● **Work to do**
Sift the listing for lines that hold the string "forma" and pull them out.

Saved entries
════════════════

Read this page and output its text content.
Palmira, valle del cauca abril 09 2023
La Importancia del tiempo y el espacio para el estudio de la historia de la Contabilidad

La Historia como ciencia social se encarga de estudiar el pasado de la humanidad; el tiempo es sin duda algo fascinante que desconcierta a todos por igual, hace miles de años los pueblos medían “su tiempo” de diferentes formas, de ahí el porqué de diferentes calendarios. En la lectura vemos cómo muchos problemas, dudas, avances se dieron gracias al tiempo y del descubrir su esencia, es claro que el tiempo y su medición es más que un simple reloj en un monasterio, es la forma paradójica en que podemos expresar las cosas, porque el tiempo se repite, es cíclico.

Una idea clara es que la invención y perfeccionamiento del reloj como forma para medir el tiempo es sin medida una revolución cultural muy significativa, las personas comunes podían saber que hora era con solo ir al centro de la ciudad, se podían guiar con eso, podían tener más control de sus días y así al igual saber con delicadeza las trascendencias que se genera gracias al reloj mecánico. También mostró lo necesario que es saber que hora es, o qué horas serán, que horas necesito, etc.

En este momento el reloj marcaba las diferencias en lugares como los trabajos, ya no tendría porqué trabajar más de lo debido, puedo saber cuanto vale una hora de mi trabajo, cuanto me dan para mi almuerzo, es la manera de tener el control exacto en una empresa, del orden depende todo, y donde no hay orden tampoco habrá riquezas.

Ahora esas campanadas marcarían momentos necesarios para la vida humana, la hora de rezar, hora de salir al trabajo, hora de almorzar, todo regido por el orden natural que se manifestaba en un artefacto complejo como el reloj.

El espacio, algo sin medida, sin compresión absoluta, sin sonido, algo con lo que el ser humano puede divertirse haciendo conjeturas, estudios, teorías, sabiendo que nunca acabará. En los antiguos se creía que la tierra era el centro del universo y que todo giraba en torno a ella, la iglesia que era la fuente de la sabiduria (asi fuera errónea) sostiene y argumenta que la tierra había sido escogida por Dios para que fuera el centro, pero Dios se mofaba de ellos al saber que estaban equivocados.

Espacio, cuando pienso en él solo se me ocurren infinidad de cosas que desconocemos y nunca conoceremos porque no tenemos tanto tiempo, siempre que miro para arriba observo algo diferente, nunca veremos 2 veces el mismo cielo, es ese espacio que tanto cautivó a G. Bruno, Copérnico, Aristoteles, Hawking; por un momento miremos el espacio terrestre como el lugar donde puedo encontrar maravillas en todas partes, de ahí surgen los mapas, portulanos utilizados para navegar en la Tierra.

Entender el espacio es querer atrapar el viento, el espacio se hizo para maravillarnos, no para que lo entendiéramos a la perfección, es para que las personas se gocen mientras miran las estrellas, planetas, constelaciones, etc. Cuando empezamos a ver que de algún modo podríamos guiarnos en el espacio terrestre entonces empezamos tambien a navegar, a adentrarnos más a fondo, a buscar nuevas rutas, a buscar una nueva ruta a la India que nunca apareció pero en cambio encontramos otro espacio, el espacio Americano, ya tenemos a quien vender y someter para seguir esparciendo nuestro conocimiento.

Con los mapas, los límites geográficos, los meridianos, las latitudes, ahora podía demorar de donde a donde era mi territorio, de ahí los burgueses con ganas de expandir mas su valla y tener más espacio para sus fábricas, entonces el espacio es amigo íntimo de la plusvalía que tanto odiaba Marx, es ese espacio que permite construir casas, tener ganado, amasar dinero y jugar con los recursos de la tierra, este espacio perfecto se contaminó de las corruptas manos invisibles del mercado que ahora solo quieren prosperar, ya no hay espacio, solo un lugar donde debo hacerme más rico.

════════════════

● **Written solution**
La Historia como ciencia social se encarga de estudiar el pasado de la humanidad; el tiempo es sin duda algo fascinante que desconcierta a todos por igual, hace miles de años los pueblos medían “su tiempo” de diferentes formas, de ahí el porqué de diferentes calendarios. En la lectura vemos cómo muchos problemas, dudas, avances se dieron gracias al tiempo y del descubrir su esencia, es claro que el tiempo y su medición es más que un simple reloj en un monasterio, es la forma paradójica en que podemos expresar las cosas, porque el tiempo se repite, es cíclico.
Una idea clara es que la invención y perfeccionamiento del reloj como forma para medir el tiempo es sin medida una revolución cultural muy significativa, las personas comunes podían saber que hora era con solo ir al centro de la ciudad, se podían guiar con eso, podían tener más control de sus días y así al igual saber con delicadeza las trascendencias que se genera gracias al reloj mecánico. También mostró lo necesario que es saber que hora es, o qué horas serán, que horas necesito, etc.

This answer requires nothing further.